_TASK BRIEF_:
From the records below, find each line with the string "compiled" and copy it.

Excerpts from an interface dataset:
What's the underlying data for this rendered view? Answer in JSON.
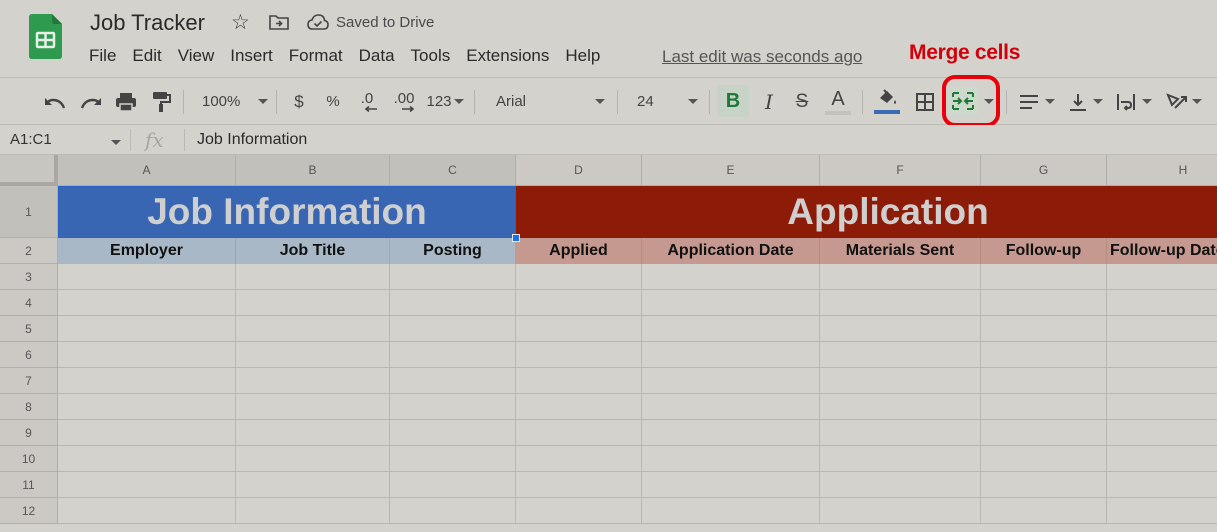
{
  "app": {
    "title": "Job Tracker",
    "saved_status": "Saved to Drive",
    "last_edit": "Last edit was seconds ago",
    "annotation": "Merge cells",
    "menu": [
      "File",
      "Edit",
      "View",
      "Insert",
      "Format",
      "Data",
      "Tools",
      "Extensions",
      "Help"
    ]
  },
  "toolbar": {
    "zoom": "100%",
    "currency": "$",
    "percent": "%",
    "decrease_decimal": ".0",
    "increase_decimal": ".00",
    "more_formats": "123",
    "font": "Arial",
    "font_size": "24",
    "bold": "B",
    "italic": "I",
    "strikethrough": "S",
    "text_color": "A",
    "fill_color": "#3b6bb5",
    "bold_active": true,
    "merge_highlighted": true
  },
  "formula_bar": {
    "name_box": "A1:C1",
    "fx": "fx",
    "value": "Job Information"
  },
  "sheet": {
    "columns": [
      "A",
      "B",
      "C",
      "D",
      "E",
      "F",
      "G",
      "H"
    ],
    "rows": [
      "1",
      "2",
      "3",
      "4",
      "5",
      "6",
      "7",
      "8",
      "9",
      "10",
      "11",
      "12"
    ],
    "selected_range": "A1:C1",
    "merged_headers": [
      {
        "label": "Job Information",
        "range": "A1:C1",
        "bg": "#3866b3"
      },
      {
        "label": "Application",
        "range": "D1:H1",
        "bg": "#8c1b07"
      }
    ],
    "subheaders": [
      {
        "label": "Employer",
        "bg": "#a9b8c6"
      },
      {
        "label": "Job Title",
        "bg": "#a9b8c6"
      },
      {
        "label": "Posting",
        "bg": "#a9b8c6"
      },
      {
        "label": "Applied",
        "bg": "#c5998f"
      },
      {
        "label": "Application Date",
        "bg": "#c5998f"
      },
      {
        "label": "Materials Sent",
        "bg": "#c5998f"
      },
      {
        "label": "Follow-up",
        "bg": "#c5998f"
      },
      {
        "label": "Follow-up Date",
        "bg": "#c5998f"
      }
    ]
  }
}
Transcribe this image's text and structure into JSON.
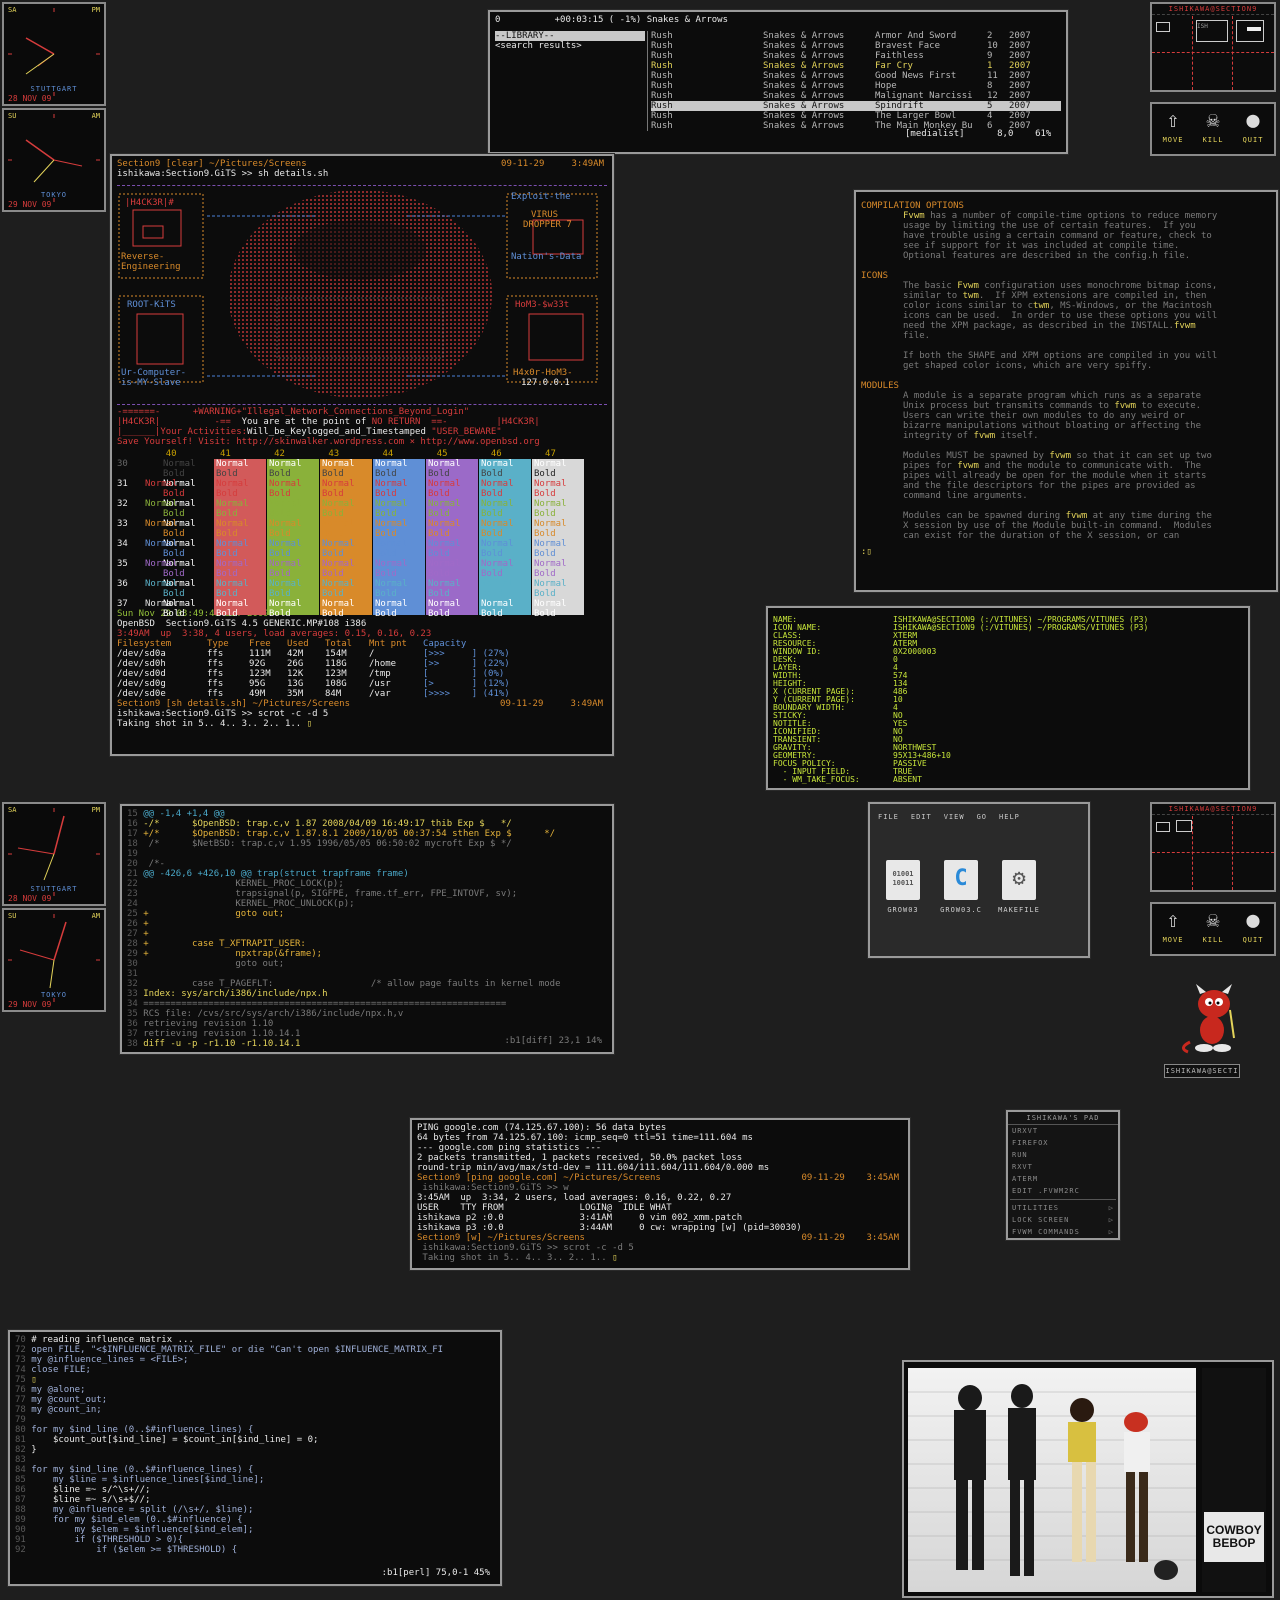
{
  "clocks": [
    {
      "day": "SA",
      "ampm": "PM",
      "city": "STUTTGART",
      "date": "28 NOV 09"
    },
    {
      "day": "SU",
      "ampm": "AM",
      "city": "TOKYO",
      "date": "29 NOV 09"
    },
    {
      "day": "SA",
      "ampm": "PM",
      "city": "STUTTGART",
      "date": "28 NOV 09"
    },
    {
      "day": "SU",
      "ampm": "AM",
      "city": "TOKYO",
      "date": "29 NOV 09"
    }
  ],
  "pager": {
    "title": "ISHIKAWA@SECTION9",
    "ish": "ISH"
  },
  "buttons": {
    "move": "MOVE",
    "kill": "KILL",
    "quit": "QUIT"
  },
  "mpd": {
    "status": {
      "num": "0",
      "time": "+00:03:15 ( -1%)",
      "title": "Snakes & Arrows"
    },
    "left": [
      "--LIBRARY--",
      "<search results>"
    ],
    "rows": [
      [
        "Rush",
        "Snakes & Arrows",
        "Armor And Sword",
        "2",
        "2007"
      ],
      [
        "Rush",
        "Snakes & Arrows",
        "Bravest Face",
        "10",
        "2007"
      ],
      [
        "Rush",
        "Snakes & Arrows",
        "Faithless",
        "9",
        "2007"
      ],
      [
        "Rush",
        "Snakes & Arrows",
        "Far Cry",
        "1",
        "2007"
      ],
      [
        "Rush",
        "Snakes & Arrows",
        "Good News First",
        "11",
        "2007"
      ],
      [
        "Rush",
        "Snakes & Arrows",
        "Hope",
        "8",
        "2007"
      ],
      [
        "Rush",
        "Snakes & Arrows",
        "Malignant Narcissi",
        "12",
        "2007"
      ],
      [
        "Rush",
        "Snakes & Arrows",
        "Spindrift",
        "5",
        "2007"
      ],
      [
        "Rush",
        "Snakes & Arrows",
        "The Larger Bowl",
        "4",
        "2007"
      ],
      [
        "Rush",
        "Snakes & Arrows",
        "The Main Monkey Bu",
        "6",
        "2007"
      ]
    ],
    "footer": {
      "name": "[medialist]",
      "pos": "8,0",
      "pct": "61%"
    }
  },
  "term1": {
    "header_left": "Section9 [clear] ~/Pictures/Screens",
    "header_date": "09-11-29",
    "header_time": "3:49AM",
    "prompt": "ishikawa:Section9.GiTS >> sh details.sh",
    "left_boxes": [
      "|H4CK3R|#",
      "Reverse-",
      "Engineering",
      "ROOT-KiTS",
      "Ur-Computer-",
      "is-MY-Slave"
    ],
    "right_boxes": [
      "Exploit-the",
      "VIRUS",
      "DROPPER 7",
      "Nation's-Data",
      "HoM3-$w33t",
      "H4x0r-HoM3-",
      "127.0.0.1"
    ],
    "warn1": "+WARNING+\"Illegal_Network_Connections_Beyond_Login\"",
    "warn2a": "|H4CK3R|",
    "warn2b": "You are at the point of",
    "warn2c": "NO RETURN",
    "warn2d": "|H4CK3R|",
    "warn3a": "|______|Your Activities:",
    "warn3b": "Will_be_Keylogged_and_Timestamped",
    "warn3c": "\"USER_BEWARE\"",
    "warn4": "Save Yourself! Visit: http://skinwalker.wordpress.com × http://www.openbsd.org",
    "col_numbers": [
      "40",
      "41",
      "42",
      "43",
      "44",
      "45",
      "46",
      "47"
    ],
    "row_numbers": [
      "30",
      "31",
      "32",
      "33",
      "34",
      "35",
      "36",
      "37"
    ],
    "normal": "Normal",
    "bold": "Bold",
    "date_line": "Sun Nov 29 03:49:41 JST 2009",
    "uname": "OpenBSD  Section9.GiTS 4.5 GENERIC.MP#108 i386",
    "uptime": "3:49AM  up  3:38, 4 users, load averages: 0.15, 0.16, 0.23",
    "df_header": [
      "Filesystem",
      "Type",
      "Free",
      "Used",
      "Total",
      "Mnt pnt",
      "Capacity"
    ],
    "df_rows": [
      [
        "/dev/sd0a",
        "ffs",
        "111M",
        "42M",
        "154M",
        "/",
        "[>>>     ] (27%)"
      ],
      [
        "/dev/sd0h",
        "ffs",
        "92G",
        "26G",
        "118G",
        "/home",
        "[>>      ] (22%)"
      ],
      [
        "/dev/sd0d",
        "ffs",
        "123M",
        "12K",
        "123M",
        "/tmp",
        "[        ] (0%)"
      ],
      [
        "/dev/sd0g",
        "ffs",
        "95G",
        "13G",
        "108G",
        "/usr",
        "[>       ] (12%)"
      ],
      [
        "/dev/sd0e",
        "ffs",
        "49M",
        "35M",
        "84M",
        "/var",
        "[>>>>    ] (41%)"
      ]
    ],
    "footer_left": "Section9 [sh details.sh] ~/Pictures/Screens",
    "footer_date": "09-11-29",
    "footer_time": "3:49AM",
    "prompt2": "ishikawa:Section9.GiTS >> scrot -c -d 5",
    "shot": "Taking shot in 5.. 4.. 3.. 2.. 1.. "
  },
  "fvwm_doc": {
    "h1": "COMPILATION OPTIONS",
    "p1": [
      "Fvwm has a number of compile-time options to reduce memory",
      "usage by limiting the use of certain features.  If you",
      "have trouble using a certain command or feature, check to",
      "see if support for it was included at compile time.",
      "Optional features are described in the config.h file."
    ],
    "h2": "ICONS",
    "p2": [
      "The basic Fvwm configuration uses monochrome bitmap icons,",
      "similar to twm.  If XPM extensions are compiled in, then",
      "color icons similar to ctwm, MS-Windows, or the Macintosh",
      "icons can be used.  In order to use these options you will",
      "need the XPM package, as described in the INSTALL.fvwm",
      "file.",
      "",
      "If both the SHAPE and XPM options are compiled in you will",
      "get shaped color icons, which are very spiffy."
    ],
    "h3": "MODULES",
    "p3": [
      "A module is a separate program which runs as a separate",
      "Unix process but transmits commands to fvwm to execute.",
      "Users can write their own modules to do any weird or",
      "bizarre manipulations without bloating or affecting the",
      "integrity of fvwm itself.",
      "",
      "Modules MUST be spawned by fvwm so that it can set up two",
      "pipes for fvwm and the module to communicate with.  The",
      "pipes will already be open for the module when it starts",
      "and the file descriptors for the pipes are provided as",
      "command line arguments.",
      "",
      "Modules can be spawned during fvwm at any time during the",
      "X session by use of the Module built-in command.  Modules",
      "can exist for the duration of the X session, or can"
    ],
    "prompt": ":"
  },
  "ident": {
    "rows": [
      [
        "NAME:",
        "ISHIKAWA@SECTION9 (:/VITUNES) ~/PROGRAMS/VITUNES (P3)"
      ],
      [
        "ICON NAME:",
        "ISHIKAWA@SECTION9 (:/VITUNES) ~/PROGRAMS/VITUNES (P3)"
      ],
      [
        "CLASS:",
        "XTERM"
      ],
      [
        "RESOURCE:",
        "ATERM"
      ],
      [
        "WINDOW ID:",
        "0X2000003"
      ],
      [
        "DESK:",
        "0"
      ],
      [
        "LAYER:",
        "4"
      ],
      [
        "WIDTH:",
        "574"
      ],
      [
        "HEIGHT:",
        "134"
      ],
      [
        "X (CURRENT PAGE):",
        "486"
      ],
      [
        "Y (CURRENT PAGE):",
        "10"
      ],
      [
        "BOUNDARY WIDTH:",
        "4"
      ],
      [
        "STICKY:",
        "NO"
      ],
      [
        "NOTITLE:",
        "YES"
      ],
      [
        "ICONIFIED:",
        "NO"
      ],
      [
        "TRANSIENT:",
        "NO"
      ],
      [
        "GRAVITY:",
        "NORTHWEST"
      ],
      [
        "GEOMETRY:",
        "95X13+486+10"
      ],
      [
        "FOCUS POLICY:",
        "PASSIVE"
      ],
      [
        "  - INPUT FIELD:",
        "TRUE"
      ],
      [
        "  - WM_TAKE_FOCUS:",
        "ABSENT"
      ]
    ]
  },
  "diff": {
    "lines": [
      [
        "15",
        "@@ -1,4 +1,4 @@"
      ],
      [
        "16",
        "-/*      $OpenBSD: trap.c,v 1.87 2008/04/09 16:49:17 thib Exp $   */"
      ],
      [
        "17",
        "+/*      $OpenBSD: trap.c,v 1.87.8.1 2009/10/05 00:37:54 sthen Exp $      */"
      ],
      [
        "18",
        " /*      $NetBSD: trap.c,v 1.95 1996/05/05 06:50:02 mycroft Exp $ */"
      ],
      [
        "19",
        " "
      ],
      [
        "20",
        " /*-"
      ],
      [
        "21",
        "@@ -426,6 +426,10 @@ trap(struct trapframe frame)"
      ],
      [
        "22",
        "                 KERNEL_PROC_LOCK(p);"
      ],
      [
        "23",
        "                 trapsignal(p, SIGFPE, frame.tf_err, FPE_INTOVF, sv);"
      ],
      [
        "24",
        "                 KERNEL_PROC_UNLOCK(p);"
      ],
      [
        "25",
        "+                goto out;"
      ],
      [
        "26",
        "+"
      ],
      [
        "27",
        "+"
      ],
      [
        "28",
        "+        case T_XFTRAPIT_USER:"
      ],
      [
        "29",
        "+                npxtrap(&frame);"
      ],
      [
        "30",
        "                 goto out;"
      ],
      [
        "31",
        " "
      ],
      [
        "32",
        "         case T_PAGEFLT:                  /* allow page faults in kernel mode"
      ],
      [
        "33",
        "Index: sys/arch/i386/include/npx.h"
      ],
      [
        "34",
        "==================================================================="
      ],
      [
        "35",
        "RCS file: /cvs/src/sys/arch/i386/include/npx.h,v"
      ],
      [
        "36",
        "retrieving revision 1.10"
      ],
      [
        "37",
        "retrieving revision 1.10.14.1"
      ],
      [
        "38",
        "diff -u -p -r1.10 -r1.10.14.1"
      ]
    ],
    "status": ":b1[diff] 23,1 14%"
  },
  "filemanager": {
    "menu": [
      "FILE",
      "EDIT",
      "VIEW",
      "GO",
      "HELP"
    ],
    "files": [
      {
        "name": "GROW03",
        "glyph": "01001 10011"
      },
      {
        "name": "GROW03.C",
        "glyph": "C"
      },
      {
        "name": "MAKEFILE",
        "glyph": "⚙"
      }
    ]
  },
  "daemon_label": "ISHIKAWA@SECTI",
  "ping": {
    "lines": [
      "PING google.com (74.125.67.100): 56 data bytes",
      "64 bytes from 74.125.67.100: icmp_seq=0 ttl=51 time=111.604 ms",
      "--- google.com ping statistics ---",
      "2 packets transmitted, 1 packets received, 50.0% packet loss",
      "round-trip min/avg/max/std-dev = 111.604/111.604/111.604/0.000 ms"
    ],
    "bar1": "Section9 [ping google.com] ~/Pictures/Screens",
    "bar1_date": "09-11-29",
    "bar1_time": "3:45AM",
    "prompt1": " ishikawa:Section9.GiTS >> w",
    "w1": "3:45AM  up  3:34, 2 users, load averages: 0.16, 0.22, 0.27",
    "w2": "USER    TTY FROM              LOGIN@  IDLE WHAT",
    "w3": "ishikawa p2 :0.0              3:41AM     0 vim 002_xmm.patch",
    "w4": "ishikawa p3 :0.0              3:44AM     0 cw: wrapping [w] (pid=30030)",
    "bar2": "Section9 [w] ~/Pictures/Screens",
    "bar2_date": "09-11-29",
    "bar2_time": "3:45AM",
    "prompt2": " ishikawa:Section9.GiTS >> scrot -c -d 5",
    "shot": " Taking shot in 5.. 4.. 3.. 2.. 1.. "
  },
  "menu": {
    "title": "ISHIKAWA'S PAD",
    "items": [
      "URXVT",
      "FIREFOX",
      "RUN",
      "RXVT",
      "ATERM",
      "EDIT .FVWM2RC"
    ],
    "sub": [
      "UTILITIES",
      "LOCK SCREEN",
      "FVWM COMMANDS"
    ]
  },
  "perl": {
    "lines": [
      [
        "",
        "# reading influence matrix ..."
      ],
      [
        "72",
        "open FILE, \"<$INFLUENCE_MATRIX_FILE\" or die \"Can't open $INFLUENCE_MATRIX_FI"
      ],
      [
        "73",
        "my @influence_lines = <FILE>;"
      ],
      [
        "74",
        "close FILE;"
      ],
      [
        "75",
        ""
      ],
      [
        "76",
        "my @alone;"
      ],
      [
        "77",
        "my @count_out;"
      ],
      [
        "78",
        "my @count_in;"
      ],
      [
        "79",
        ""
      ],
      [
        "80",
        "for my $ind_line (0..$#influence_lines) {"
      ],
      [
        "81",
        "    $count_out[$ind_line] = $count_in[$ind_line] = 0;"
      ],
      [
        "82",
        "}"
      ],
      [
        "83",
        ""
      ],
      [
        "84",
        "for my $ind_line (0..$#influence_lines) {"
      ],
      [
        "85",
        "    my $line = $influence_lines[$ind_line];"
      ],
      [
        "86",
        "    $line =~ s/^\\s+//;"
      ],
      [
        "87",
        "    $line =~ s/\\s+$//;"
      ],
      [
        "88",
        "    my @influence = split (/\\s+/, $line);"
      ],
      [
        "89",
        "    for my $ind_elem (0..$#influence) {"
      ],
      [
        "90",
        "        my $elem = $influence[$ind_elem];"
      ],
      [
        "91",
        "        if ($THRESHOLD > 0){"
      ],
      [
        "92",
        "            if ($elem >= $THRESHOLD) {"
      ]
    ],
    "status": ":b1[perl] 75,0-1 45%",
    "line70": "70"
  },
  "bebop": {
    "logo1": "COWBOY",
    "logo2": "BEBOP"
  },
  "colors": {
    "bg": "#1e1e1e",
    "accent": "#e3d35a",
    "alert": "#d63c3c",
    "ident": "#c7e53a"
  }
}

_RESULT_:
      "similar to twm.  If XPM extensions are compiled in, then",
      "If both the SHAPE and XPM options are compiled in you will",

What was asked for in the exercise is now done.